SUPPLIED RECORDS
-=-=-=-=-

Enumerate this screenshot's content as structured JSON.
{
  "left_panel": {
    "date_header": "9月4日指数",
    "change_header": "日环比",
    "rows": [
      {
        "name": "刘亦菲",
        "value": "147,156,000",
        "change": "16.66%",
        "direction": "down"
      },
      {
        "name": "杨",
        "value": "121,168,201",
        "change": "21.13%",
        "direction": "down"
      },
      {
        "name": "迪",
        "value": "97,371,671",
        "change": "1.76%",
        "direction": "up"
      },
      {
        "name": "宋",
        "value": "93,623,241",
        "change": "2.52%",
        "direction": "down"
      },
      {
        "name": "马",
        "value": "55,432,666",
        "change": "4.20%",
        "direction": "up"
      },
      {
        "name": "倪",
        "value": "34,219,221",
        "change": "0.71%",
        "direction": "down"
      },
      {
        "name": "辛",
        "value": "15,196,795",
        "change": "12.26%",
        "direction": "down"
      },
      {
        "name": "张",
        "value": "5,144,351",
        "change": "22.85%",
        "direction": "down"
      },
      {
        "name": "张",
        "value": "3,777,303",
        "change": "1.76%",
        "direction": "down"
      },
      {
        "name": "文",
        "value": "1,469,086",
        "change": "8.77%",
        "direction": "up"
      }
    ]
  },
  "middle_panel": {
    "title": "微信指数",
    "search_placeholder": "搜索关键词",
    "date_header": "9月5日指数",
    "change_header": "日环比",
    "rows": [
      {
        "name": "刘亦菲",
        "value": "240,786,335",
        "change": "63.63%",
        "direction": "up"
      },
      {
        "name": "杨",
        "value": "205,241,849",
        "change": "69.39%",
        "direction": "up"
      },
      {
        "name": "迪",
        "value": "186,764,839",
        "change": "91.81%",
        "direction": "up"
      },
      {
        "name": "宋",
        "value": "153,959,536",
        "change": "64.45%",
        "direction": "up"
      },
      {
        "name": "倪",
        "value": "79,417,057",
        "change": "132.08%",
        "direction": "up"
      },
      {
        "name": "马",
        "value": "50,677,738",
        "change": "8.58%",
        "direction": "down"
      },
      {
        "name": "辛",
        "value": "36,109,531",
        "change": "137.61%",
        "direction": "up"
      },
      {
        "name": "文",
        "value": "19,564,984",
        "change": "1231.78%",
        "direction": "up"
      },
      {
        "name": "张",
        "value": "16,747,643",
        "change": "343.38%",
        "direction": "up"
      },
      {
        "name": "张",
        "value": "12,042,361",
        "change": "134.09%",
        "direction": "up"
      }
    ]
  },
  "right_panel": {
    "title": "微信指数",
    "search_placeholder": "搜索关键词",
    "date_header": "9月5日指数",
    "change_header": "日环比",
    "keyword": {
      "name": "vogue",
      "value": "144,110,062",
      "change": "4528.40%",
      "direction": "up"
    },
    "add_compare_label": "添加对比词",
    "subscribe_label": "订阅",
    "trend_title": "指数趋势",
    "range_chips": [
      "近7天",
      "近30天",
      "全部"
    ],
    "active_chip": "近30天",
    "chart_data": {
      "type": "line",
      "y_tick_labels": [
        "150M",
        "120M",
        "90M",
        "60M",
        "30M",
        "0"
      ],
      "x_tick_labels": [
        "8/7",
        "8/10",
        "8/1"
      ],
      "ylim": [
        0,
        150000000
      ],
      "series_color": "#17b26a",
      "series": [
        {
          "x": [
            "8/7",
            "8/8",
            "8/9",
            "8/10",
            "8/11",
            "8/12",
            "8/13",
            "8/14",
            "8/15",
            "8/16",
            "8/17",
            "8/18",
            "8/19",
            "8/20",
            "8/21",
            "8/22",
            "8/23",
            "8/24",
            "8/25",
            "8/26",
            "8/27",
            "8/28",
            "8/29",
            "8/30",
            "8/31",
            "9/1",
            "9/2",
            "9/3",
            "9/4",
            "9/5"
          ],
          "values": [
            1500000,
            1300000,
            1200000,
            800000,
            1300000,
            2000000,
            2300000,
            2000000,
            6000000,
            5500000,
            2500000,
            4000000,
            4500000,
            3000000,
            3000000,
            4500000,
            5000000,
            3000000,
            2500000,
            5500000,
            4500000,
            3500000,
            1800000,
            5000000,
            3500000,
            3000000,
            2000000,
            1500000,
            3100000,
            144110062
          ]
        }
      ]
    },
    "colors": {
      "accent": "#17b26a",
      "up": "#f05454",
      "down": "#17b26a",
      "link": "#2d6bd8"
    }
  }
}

-=-=-=-=-

TASK STATEMENT
Every record above must be duplicated exactly.

CORRECT OUTPUT
Enumerate this screenshot's content as structured JSON.
{
  "left_panel": {
    "date_header": "9月4日指数",
    "change_header": "日环比",
    "rows": [
      {
        "name": "刘亦菲",
        "value": "147,156,000",
        "change": "16.66%",
        "direction": "down"
      },
      {
        "name": "杨",
        "value": "121,168,201",
        "change": "21.13%",
        "direction": "down"
      },
      {
        "name": "迪",
        "value": "97,371,671",
        "change": "1.76%",
        "direction": "up"
      },
      {
        "name": "宋",
        "value": "93,623,241",
        "change": "2.52%",
        "direction": "down"
      },
      {
        "name": "马",
        "value": "55,432,666",
        "change": "4.20%",
        "direction": "up"
      },
      {
        "name": "倪",
        "value": "34,219,221",
        "change": "0.71%",
        "direction": "down"
      },
      {
        "name": "辛",
        "value": "15,196,795",
        "change": "12.26%",
        "direction": "down"
      },
      {
        "name": "张",
        "value": "5,144,351",
        "change": "22.85%",
        "direction": "down"
      },
      {
        "name": "张",
        "value": "3,777,303",
        "change": "1.76%",
        "direction": "down"
      },
      {
        "name": "文",
        "value": "1,469,086",
        "change": "8.77%",
        "direction": "up"
      }
    ]
  },
  "middle_panel": {
    "title": "微信指数",
    "search_placeholder": "搜索关键词",
    "date_header": "9月5日指数",
    "change_header": "日环比",
    "rows": [
      {
        "name": "刘亦菲",
        "value": "240,786,335",
        "change": "63.63%",
        "direction": "up"
      },
      {
        "name": "杨",
        "value": "205,241,849",
        "change": "69.39%",
        "direction": "up"
      },
      {
        "name": "迪",
        "value": "186,764,839",
        "change": "91.81%",
        "direction": "up"
      },
      {
        "name": "宋",
        "value": "153,959,536",
        "change": "64.45%",
        "direction": "up"
      },
      {
        "name": "倪",
        "value": "79,417,057",
        "change": "132.08%",
        "direction": "up"
      },
      {
        "name": "马",
        "value": "50,677,738",
        "change": "8.58%",
        "direction": "down"
      },
      {
        "name": "辛",
        "value": "36,109,531",
        "change": "137.61%",
        "direction": "up"
      },
      {
        "name": "文",
        "value": "19,564,984",
        "change": "1231.78%",
        "direction": "up"
      },
      {
        "name": "张",
        "value": "16,747,643",
        "change": "343.38%",
        "direction": "up"
      },
      {
        "name": "张",
        "value": "12,042,361",
        "change": "134.09%",
        "direction": "up"
      }
    ]
  },
  "right_panel": {
    "title": "微信指数",
    "search_placeholder": "搜索关键词",
    "date_header": "9月5日指数",
    "change_header": "日环比",
    "keyword": {
      "name": "vogue",
      "value": "144,110,062",
      "change": "4528.40%",
      "direction": "up"
    },
    "add_compare_label": "添加对比词",
    "subscribe_label": "订阅",
    "trend_title": "指数趋势",
    "range_chips": [
      "近7天",
      "近30天",
      "全部"
    ],
    "active_chip": "近30天",
    "chart_data": {
      "type": "line",
      "y_tick_labels": [
        "150M",
        "120M",
        "90M",
        "60M",
        "30M",
        "0"
      ],
      "x_tick_labels": [
        "8/7",
        "8/10",
        "8/1"
      ],
      "ylim": [
        0,
        150000000
      ],
      "series_color": "#17b26a",
      "series": [
        {
          "x": [
            "8/7",
            "8/8",
            "8/9",
            "8/10",
            "8/11",
            "8/12",
            "8/13",
            "8/14",
            "8/15",
            "8/16",
            "8/17",
            "8/18",
            "8/19",
            "8/20",
            "8/21",
            "8/22",
            "8/23",
            "8/24",
            "8/25",
            "8/26",
            "8/27",
            "8/28",
            "8/29",
            "8/30",
            "8/31",
            "9/1",
            "9/2",
            "9/3",
            "9/4",
            "9/5"
          ],
          "values": [
            1500000,
            1300000,
            1200000,
            800000,
            1300000,
            2000000,
            2300000,
            2000000,
            6000000,
            5500000,
            2500000,
            4000000,
            4500000,
            3000000,
            3000000,
            4500000,
            5000000,
            3000000,
            2500000,
            5500000,
            4500000,
            3500000,
            1800000,
            5000000,
            3500000,
            3000000,
            2000000,
            1500000,
            3100000,
            144110062
          ]
        }
      ]
    },
    "colors": {
      "accent": "#17b26a",
      "up": "#f05454",
      "down": "#17b26a",
      "link": "#2d6bd8"
    }
  }
}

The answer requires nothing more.